**DIRECTIONS:** Nothing other than the lines from the one containing "Read all visible" through the close of the entries below should be printed, each exactly.
****************************************
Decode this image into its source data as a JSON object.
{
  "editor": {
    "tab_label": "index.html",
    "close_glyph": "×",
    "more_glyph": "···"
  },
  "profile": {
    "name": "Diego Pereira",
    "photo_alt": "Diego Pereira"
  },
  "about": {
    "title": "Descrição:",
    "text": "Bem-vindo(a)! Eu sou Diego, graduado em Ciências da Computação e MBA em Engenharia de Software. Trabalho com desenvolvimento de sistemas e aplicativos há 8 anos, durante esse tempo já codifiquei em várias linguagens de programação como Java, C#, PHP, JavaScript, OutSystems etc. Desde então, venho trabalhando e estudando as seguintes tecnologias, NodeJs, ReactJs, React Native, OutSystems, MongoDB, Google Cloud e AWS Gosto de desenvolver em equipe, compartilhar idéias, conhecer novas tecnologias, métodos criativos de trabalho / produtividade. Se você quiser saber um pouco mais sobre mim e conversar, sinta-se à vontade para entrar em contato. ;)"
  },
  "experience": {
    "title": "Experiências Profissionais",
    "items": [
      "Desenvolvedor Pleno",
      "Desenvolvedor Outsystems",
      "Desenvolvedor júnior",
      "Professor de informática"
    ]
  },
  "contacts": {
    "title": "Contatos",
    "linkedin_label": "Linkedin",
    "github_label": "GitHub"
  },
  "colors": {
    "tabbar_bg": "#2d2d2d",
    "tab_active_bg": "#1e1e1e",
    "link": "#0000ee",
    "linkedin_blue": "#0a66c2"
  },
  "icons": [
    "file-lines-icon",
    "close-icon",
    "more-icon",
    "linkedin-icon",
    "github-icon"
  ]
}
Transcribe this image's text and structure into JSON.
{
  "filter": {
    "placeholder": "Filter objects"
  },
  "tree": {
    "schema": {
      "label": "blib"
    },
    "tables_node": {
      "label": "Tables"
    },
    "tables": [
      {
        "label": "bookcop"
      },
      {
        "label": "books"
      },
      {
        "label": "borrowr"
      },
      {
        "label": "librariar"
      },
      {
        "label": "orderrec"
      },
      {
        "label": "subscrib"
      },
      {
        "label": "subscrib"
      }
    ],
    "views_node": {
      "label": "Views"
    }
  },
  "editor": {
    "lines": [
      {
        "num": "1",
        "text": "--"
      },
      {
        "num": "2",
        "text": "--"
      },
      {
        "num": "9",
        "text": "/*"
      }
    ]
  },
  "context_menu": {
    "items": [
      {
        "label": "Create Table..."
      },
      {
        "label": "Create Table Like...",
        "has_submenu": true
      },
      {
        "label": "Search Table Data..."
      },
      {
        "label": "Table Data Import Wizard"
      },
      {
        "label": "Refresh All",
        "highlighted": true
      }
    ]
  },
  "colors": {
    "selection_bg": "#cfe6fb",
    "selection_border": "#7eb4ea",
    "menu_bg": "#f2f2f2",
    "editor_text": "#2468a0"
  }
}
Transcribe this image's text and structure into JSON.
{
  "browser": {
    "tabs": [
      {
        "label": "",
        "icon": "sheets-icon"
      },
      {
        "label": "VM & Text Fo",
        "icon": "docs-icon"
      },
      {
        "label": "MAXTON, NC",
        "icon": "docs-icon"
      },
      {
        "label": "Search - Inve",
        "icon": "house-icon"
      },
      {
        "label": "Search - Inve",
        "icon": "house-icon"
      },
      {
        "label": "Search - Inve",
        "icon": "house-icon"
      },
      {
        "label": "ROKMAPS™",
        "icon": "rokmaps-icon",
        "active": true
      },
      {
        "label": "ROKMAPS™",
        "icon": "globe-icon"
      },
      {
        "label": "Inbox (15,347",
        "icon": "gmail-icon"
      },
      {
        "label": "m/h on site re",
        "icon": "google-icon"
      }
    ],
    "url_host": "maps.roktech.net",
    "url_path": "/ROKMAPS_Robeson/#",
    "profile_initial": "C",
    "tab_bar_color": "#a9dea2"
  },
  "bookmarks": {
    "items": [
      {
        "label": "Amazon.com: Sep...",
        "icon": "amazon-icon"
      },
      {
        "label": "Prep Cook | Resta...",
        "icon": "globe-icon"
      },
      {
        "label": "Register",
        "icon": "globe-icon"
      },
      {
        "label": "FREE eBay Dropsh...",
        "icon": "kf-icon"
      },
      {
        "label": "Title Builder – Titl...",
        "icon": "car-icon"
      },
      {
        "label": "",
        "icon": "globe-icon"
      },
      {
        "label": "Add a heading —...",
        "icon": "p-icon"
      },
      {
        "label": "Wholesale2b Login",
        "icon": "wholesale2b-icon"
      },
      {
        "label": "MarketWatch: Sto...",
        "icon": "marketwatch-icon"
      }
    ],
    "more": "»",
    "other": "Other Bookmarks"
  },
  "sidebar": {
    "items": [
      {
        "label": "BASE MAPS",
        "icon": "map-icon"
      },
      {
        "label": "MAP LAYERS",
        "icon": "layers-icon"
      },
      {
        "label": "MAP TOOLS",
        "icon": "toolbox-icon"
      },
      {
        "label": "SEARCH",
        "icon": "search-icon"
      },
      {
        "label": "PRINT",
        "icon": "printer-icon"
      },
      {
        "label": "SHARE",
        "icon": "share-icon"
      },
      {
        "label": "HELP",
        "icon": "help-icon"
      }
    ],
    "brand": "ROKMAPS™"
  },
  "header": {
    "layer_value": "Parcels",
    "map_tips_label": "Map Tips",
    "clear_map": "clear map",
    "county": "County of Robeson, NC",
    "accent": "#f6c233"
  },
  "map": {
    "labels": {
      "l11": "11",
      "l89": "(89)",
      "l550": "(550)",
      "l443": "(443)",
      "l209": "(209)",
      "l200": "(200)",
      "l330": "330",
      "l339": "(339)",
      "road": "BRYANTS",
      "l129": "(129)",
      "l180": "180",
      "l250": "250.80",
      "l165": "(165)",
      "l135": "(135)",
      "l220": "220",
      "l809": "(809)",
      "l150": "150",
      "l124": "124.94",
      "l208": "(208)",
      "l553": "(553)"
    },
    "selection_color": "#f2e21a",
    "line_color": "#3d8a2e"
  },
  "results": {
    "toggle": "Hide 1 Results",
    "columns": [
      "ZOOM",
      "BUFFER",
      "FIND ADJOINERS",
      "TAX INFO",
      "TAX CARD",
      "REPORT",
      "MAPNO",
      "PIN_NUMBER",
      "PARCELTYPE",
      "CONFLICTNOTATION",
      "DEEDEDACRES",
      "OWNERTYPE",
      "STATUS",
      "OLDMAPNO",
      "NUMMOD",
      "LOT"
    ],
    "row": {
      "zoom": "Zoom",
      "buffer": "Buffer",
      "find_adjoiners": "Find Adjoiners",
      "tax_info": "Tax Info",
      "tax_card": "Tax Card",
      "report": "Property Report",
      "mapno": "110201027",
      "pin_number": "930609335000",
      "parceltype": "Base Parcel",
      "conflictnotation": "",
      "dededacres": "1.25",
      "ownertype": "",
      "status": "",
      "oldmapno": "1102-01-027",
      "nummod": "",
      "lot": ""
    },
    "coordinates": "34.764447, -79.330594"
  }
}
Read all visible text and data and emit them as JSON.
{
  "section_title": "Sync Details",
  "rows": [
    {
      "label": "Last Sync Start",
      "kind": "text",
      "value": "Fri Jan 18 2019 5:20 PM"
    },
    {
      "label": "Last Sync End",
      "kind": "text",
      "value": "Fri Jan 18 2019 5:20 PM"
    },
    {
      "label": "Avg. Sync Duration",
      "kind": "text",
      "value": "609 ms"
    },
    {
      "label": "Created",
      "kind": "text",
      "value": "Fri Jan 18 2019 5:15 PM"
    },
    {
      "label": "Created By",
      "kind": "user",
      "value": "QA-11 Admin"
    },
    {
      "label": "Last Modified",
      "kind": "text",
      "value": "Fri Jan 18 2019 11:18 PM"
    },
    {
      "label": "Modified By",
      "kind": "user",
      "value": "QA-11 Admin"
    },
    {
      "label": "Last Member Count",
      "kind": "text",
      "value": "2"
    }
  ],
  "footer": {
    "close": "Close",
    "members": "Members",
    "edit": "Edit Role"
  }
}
****************************************
**ANSWER:**
Read all visible text and data and emit them as JSON.
{
  "section_title": "Sync Details",
  "rows": [
    {
      "label": "Last Sync Start",
      "kind": "text",
      "value": "Fri Jan 18 2019 5:20 PM"
    },
    {
      "label": "Last Sync End",
      "kind": "text",
      "value": "Fri Jan 18 2019 5:20 PM"
    },
    {
      "label": "Avg. Sync Duration",
      "kind": "text",
      "value": "609 ms"
    },
    {
      "label": "Created",
      "kind": "text",
      "value": "Fri Jan 18 2019 5:15 PM"
    },
    {
      "label": "Created By",
      "kind": "user",
      "value": "QA-11 Admin"
    },
    {
      "label": "Last Modified",
      "kind": "text",
      "value": "Fri Jan 18 2019 11:18 PM"
    },
    {
      "label": "Modified By",
      "kind": "user",
      "value": "QA-11 Admin"
    },
    {
      "label": "Last Member Count",
      "kind": "text",
      "value": "2"
    }
  ],
  "footer": {
    "close": "Close",
    "members": "Members",
    "edit": "Edit Role"
  }
}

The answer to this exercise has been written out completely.